**** Fragmento del documento

Dar al-Islam lo que es del Islam

Por Peterpank @castguer

La caída definitiva del Imperio romano de Occidente coincide en el tiempo con el ascenso del islamismo. Roma seguiría existiendo después como potencia mundial, pero ya sin las dimensiones y el esplendor de antaño, hasta la caída de Constantinopla por los turcos. Siguiendo la convención histórica, ahí tendría lugar el cambio de Era: desde la Edad Media a la Edad Moderna. Durante ese largo lapso de tiempo, Occidente y Oriente –representados por la civilización judeo-cristiana y por el Islam, respectivamente– pugnaron cruentamente por la hegemonía política, cultural y espiritual de los dominios que ambos abarcaban, y de los que ansiaban abarcar. En ese escenario de «conflicto de civilizaciones», Europa ha representado uno de los principalesespacios en disputa; por lo visto, hasta nuestros días.

********

Requisitos del ejercicio: Prosiga el artículo sobre la pugna entre el Islam y Occidente a partir del punto en que termina. Las líneas que figuran más abajo no son necesarias.

**** Información extraída

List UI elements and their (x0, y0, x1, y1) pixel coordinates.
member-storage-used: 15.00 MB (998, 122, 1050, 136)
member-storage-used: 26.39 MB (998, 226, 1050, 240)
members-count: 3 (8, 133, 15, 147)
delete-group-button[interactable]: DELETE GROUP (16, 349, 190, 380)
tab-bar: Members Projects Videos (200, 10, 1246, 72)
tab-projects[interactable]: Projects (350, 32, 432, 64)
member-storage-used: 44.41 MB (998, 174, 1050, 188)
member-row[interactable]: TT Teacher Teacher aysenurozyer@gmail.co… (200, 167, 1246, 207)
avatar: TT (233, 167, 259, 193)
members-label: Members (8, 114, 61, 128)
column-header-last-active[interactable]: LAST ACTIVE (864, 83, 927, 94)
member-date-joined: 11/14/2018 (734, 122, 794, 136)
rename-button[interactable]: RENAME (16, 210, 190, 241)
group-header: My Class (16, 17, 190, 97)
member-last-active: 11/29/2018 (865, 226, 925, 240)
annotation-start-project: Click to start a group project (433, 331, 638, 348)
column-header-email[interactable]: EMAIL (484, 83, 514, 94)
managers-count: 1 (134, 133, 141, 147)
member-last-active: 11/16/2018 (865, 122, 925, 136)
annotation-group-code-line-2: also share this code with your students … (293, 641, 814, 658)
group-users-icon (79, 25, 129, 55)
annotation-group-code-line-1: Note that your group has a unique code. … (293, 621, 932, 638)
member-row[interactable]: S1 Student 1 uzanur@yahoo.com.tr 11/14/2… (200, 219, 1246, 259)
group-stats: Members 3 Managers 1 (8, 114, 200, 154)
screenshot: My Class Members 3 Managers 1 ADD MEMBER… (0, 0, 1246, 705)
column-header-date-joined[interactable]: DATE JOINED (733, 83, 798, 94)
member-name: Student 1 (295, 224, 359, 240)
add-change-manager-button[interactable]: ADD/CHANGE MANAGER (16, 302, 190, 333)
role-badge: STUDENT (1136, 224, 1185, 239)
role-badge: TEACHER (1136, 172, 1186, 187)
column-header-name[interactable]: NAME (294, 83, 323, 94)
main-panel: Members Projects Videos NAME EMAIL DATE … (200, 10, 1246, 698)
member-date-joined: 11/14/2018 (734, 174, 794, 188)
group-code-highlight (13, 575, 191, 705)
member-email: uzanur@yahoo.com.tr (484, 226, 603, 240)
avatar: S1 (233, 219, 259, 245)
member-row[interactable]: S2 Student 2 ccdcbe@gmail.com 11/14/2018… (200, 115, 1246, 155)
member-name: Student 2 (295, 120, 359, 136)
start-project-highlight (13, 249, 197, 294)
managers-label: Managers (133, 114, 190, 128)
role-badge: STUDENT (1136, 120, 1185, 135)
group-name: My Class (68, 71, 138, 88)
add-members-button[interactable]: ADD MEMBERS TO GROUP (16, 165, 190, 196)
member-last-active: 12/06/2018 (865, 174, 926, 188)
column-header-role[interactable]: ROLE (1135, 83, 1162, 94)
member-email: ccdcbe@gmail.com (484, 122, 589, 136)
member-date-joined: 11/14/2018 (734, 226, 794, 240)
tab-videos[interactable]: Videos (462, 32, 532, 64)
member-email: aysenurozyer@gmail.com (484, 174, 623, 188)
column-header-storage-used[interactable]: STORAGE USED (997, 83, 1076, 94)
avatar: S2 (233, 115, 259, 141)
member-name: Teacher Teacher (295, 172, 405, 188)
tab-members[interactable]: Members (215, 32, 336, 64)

********

Resultado esperado:
Mientras Europa estuvo encerrada en las largas Dark Ages de la Edad Media, fue incapaz de salir de su estado de postración cultural e intelectual, tanto por la parálisis que supuso el dominio sobre ella de la espiritualidad cristiana como por el desconocimiento del legado del pensamiento griego. El gran saber generado en la Grecia clásica sólo pudo ser recuperado merced al esfuerzo traductor y hermenéutico de los filósofos musulmanes («falasifa»), quienes lo trasmitieron a Europa para ser vertido al latín. Esto probaría que el mundo musulmán fue superior espiritualmente al mundo cristiano medieval y colocaría a Occidente ante una gran deuda que pagar al Islam: Europa debería al Islam nada menos que su propia identidad cultural. Semejante acto de aceptación y sumisión convertiría a Occidente en «una especie de heredera o apéndice del mundo musulmán». Así habla el mito medievalista que reinventa la civilización.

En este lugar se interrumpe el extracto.